··· Records supplied

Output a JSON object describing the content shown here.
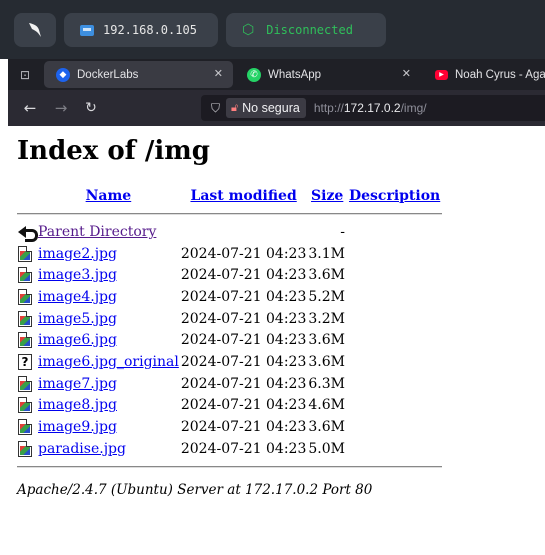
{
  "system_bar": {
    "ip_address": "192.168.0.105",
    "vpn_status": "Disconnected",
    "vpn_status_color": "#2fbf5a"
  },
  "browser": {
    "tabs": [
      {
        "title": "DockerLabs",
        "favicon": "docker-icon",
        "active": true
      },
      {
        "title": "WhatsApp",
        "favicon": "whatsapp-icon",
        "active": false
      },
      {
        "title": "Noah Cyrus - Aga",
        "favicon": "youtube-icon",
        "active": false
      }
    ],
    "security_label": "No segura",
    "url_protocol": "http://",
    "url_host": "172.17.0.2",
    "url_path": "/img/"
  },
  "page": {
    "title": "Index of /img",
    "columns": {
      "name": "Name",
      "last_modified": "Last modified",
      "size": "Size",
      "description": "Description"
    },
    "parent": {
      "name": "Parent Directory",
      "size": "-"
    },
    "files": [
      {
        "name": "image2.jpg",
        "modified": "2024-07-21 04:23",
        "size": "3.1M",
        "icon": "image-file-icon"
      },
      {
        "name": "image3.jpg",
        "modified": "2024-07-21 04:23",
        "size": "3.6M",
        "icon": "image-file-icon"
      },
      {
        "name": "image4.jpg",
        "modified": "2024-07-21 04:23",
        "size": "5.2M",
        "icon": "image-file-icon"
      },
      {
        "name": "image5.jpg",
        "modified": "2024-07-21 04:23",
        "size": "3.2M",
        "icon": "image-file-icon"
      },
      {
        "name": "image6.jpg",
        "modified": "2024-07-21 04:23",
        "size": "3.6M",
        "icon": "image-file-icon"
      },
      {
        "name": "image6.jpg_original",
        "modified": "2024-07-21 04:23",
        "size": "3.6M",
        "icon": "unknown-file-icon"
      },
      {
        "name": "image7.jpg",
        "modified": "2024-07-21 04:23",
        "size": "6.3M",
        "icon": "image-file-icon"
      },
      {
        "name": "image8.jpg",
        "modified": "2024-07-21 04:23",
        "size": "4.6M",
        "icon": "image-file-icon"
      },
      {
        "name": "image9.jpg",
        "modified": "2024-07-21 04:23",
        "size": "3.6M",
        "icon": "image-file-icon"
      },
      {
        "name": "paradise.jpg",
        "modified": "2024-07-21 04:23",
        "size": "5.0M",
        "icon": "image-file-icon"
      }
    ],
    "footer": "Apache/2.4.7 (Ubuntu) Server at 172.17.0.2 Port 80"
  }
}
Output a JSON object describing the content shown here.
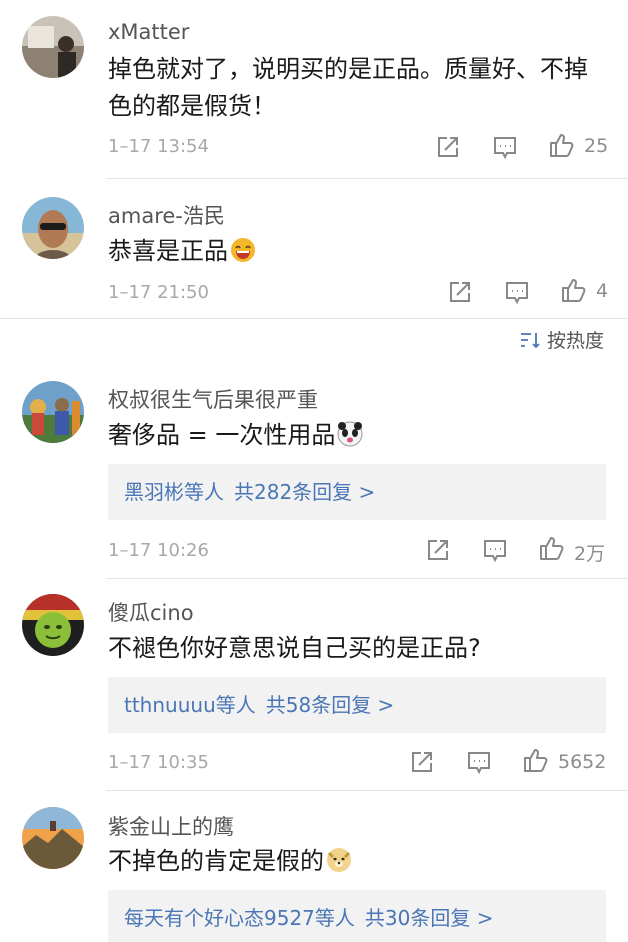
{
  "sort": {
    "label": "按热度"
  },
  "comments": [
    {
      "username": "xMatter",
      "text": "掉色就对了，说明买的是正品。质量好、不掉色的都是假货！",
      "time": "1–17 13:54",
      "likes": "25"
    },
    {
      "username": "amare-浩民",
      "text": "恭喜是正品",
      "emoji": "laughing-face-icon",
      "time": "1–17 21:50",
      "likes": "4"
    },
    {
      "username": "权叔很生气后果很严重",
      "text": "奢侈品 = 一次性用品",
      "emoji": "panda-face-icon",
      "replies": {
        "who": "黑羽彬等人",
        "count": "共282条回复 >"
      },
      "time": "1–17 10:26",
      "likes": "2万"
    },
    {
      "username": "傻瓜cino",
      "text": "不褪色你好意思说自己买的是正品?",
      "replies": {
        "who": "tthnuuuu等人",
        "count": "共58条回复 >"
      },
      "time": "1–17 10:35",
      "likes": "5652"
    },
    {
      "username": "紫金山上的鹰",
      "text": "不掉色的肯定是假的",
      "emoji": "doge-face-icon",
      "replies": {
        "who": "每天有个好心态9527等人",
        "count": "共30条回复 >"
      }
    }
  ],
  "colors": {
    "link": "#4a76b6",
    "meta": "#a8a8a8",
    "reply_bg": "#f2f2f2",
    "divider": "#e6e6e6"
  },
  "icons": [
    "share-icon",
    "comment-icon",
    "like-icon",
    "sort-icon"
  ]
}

······
··· Records supplied

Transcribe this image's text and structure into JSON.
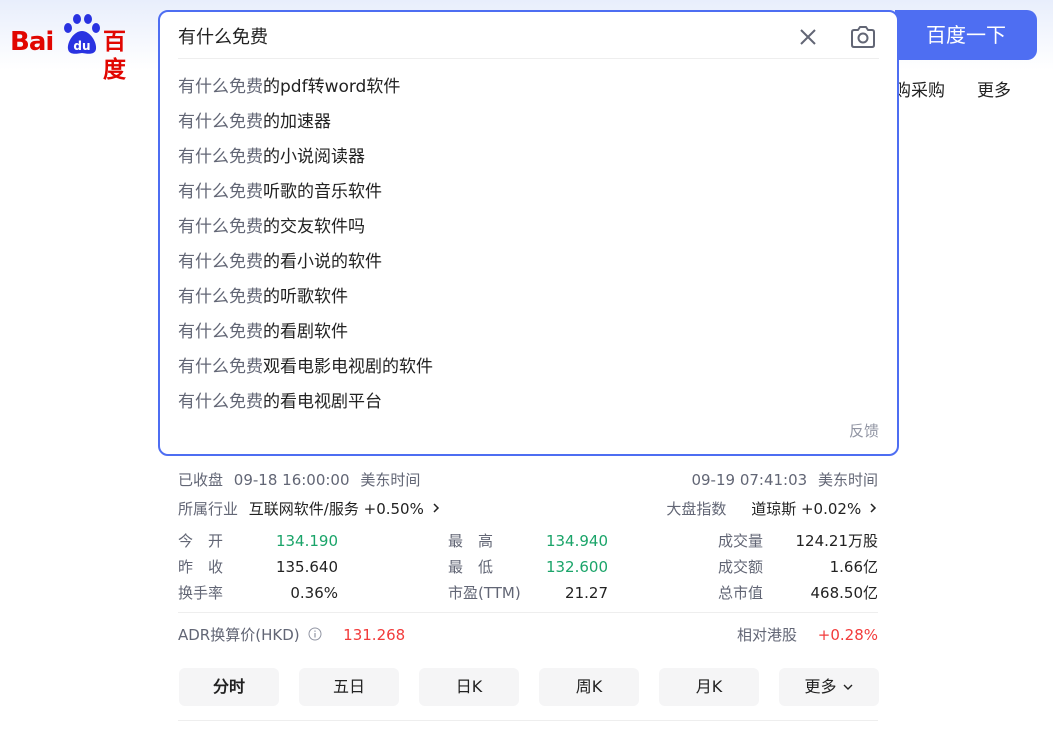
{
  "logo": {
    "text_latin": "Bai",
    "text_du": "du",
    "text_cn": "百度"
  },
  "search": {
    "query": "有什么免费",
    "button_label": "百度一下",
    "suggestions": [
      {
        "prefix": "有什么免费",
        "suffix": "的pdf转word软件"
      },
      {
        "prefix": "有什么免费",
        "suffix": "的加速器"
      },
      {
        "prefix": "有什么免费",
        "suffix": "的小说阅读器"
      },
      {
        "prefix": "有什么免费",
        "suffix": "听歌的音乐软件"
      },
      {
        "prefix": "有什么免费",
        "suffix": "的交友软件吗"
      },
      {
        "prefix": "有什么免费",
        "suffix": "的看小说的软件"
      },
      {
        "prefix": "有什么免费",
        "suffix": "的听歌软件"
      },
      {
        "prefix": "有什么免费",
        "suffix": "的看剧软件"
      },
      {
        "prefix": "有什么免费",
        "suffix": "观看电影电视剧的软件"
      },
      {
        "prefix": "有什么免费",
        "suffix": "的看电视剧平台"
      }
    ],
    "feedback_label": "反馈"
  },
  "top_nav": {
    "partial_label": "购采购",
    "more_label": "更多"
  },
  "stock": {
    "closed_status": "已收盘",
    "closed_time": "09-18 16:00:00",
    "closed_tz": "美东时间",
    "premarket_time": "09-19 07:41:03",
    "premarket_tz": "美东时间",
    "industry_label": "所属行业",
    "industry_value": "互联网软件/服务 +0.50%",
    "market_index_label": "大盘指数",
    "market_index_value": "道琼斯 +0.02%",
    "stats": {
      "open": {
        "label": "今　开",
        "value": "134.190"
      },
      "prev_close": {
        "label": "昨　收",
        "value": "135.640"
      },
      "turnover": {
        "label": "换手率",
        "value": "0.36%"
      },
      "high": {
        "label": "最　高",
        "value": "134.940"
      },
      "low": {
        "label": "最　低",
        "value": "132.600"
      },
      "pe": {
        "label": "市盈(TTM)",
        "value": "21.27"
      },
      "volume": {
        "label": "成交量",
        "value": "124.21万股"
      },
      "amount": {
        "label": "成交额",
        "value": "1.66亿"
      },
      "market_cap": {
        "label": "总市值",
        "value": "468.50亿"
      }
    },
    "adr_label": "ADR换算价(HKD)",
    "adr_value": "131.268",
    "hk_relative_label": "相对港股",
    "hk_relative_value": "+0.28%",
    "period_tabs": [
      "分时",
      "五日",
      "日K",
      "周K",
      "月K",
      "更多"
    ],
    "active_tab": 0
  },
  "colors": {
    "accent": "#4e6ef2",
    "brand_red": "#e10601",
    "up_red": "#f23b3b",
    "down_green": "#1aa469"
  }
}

······

State the number of lines holding the word "count" in the listing. Add nothing else.

3